# Goal of the exercise
Answer these questions using the post below about shooting with the Nikon D300.
(a) At which hotel did the executive retreat end up?
(b) About how many stops of stabilization did the 18-200mm lens promise?
(c) What three things did the newer D300S offer?
++++ Text to read ++++
Gone boating. Now becoming nostalgic for a clean, low mileage Nikon D300S.

All images: West Palm Beach. Nikon D300 + 18-200mm. 

I provided photographic coverage for an executive retreat for Freescale Semiconductor in 2008. We ended up at the Breakers Hotel in West Palm Beach. The accommodations were lovely. During part of the event, I guess to blow off steam generated by days of arguing and debating over corporate strategy, someone arranged for everyone to go out fishing. I'm not sure why as most of the participants were not big fishermen and most came back to the dock, hours later, with varying degrees of seasickness. 

When I found this folder of images I was reminded that the two cameras I used during that week long event were the original Nikon D300's, Not the D300Ss. The lens I used the most was the Nikon 18-200mm which was more or less the state-of-the-art for image stabilization at the time. It promised (and generally delivered) about four stops of stabilization ---- mostly useful for objects that don't move around a lot). 

I also brought along an 85mm f1.4, a 35mm f1.4 and a 20mm f2.8 for all the work that I had to cover in a sometimes dim conference room. 

Reviewing the shots this afternoon; and running a handful of them through the latest raw converter, reminding me that we already knew what we were doing with digital cameras back then and that the D300 was a damn fine photographic instrument. My interiors and exteriors evoke photography just the way I always thought it should be. I was also reminded that the cameras had great battery life and comfortable handling. 

I made the (ill advised?) switch into the Canon system by the time the upgrade, the 300"S" came out so I never got to compare the cameras directly but I knew the general themes. The newer camera offered remedial video, a much faster and larger buffer and an HDMI out for monitoring. I've been told by various sources that the imaging quality was either "the same" or "much better" on the newer model,  depending on who you wanted to listen to....
++++ Material shown ++++
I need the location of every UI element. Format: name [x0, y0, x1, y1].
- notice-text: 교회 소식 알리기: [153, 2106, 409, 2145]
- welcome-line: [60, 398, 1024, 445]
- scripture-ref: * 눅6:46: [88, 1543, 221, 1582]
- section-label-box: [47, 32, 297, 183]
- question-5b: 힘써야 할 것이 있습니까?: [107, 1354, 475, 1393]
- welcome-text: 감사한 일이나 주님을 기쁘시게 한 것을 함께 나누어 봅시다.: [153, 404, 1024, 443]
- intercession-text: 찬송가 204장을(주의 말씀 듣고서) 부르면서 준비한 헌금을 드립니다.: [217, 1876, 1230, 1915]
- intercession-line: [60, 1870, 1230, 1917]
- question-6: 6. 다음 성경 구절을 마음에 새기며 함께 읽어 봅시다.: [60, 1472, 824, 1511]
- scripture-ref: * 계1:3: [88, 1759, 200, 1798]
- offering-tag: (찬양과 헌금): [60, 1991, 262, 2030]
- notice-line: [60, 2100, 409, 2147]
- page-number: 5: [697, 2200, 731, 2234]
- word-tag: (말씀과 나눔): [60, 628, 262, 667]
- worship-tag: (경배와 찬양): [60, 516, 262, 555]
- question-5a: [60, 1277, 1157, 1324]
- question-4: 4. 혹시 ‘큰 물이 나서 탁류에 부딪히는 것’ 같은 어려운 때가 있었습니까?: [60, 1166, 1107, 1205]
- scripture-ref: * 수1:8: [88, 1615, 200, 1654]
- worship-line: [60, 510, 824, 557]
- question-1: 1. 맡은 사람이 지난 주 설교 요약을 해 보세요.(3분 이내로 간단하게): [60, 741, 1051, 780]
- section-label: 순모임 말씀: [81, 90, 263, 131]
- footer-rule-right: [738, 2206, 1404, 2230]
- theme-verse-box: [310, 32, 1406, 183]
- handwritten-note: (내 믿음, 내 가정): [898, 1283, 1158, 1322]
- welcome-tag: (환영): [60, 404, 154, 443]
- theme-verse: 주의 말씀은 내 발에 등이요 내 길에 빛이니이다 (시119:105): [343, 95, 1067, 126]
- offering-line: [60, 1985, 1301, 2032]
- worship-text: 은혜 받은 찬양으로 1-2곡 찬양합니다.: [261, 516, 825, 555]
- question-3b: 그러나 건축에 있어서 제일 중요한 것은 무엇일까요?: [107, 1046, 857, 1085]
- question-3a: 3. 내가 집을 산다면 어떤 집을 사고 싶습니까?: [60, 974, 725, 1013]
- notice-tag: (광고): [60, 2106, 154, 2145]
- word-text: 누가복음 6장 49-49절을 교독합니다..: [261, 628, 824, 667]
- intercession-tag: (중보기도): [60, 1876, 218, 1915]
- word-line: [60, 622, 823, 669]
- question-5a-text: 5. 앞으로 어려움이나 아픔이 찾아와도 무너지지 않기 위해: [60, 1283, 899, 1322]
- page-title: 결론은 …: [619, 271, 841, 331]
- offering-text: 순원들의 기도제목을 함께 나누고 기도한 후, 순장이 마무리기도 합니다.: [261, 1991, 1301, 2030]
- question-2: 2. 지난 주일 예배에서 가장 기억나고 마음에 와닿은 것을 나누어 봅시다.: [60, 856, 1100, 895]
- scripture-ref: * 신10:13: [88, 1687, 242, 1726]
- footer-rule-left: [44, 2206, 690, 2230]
++++
# Final result
(a) The Breakers Hotel in West Palm Beach.
(b) About four stops.
(c) Remedial video, a much faster and larger buffer, and an HDMI out for monitoring.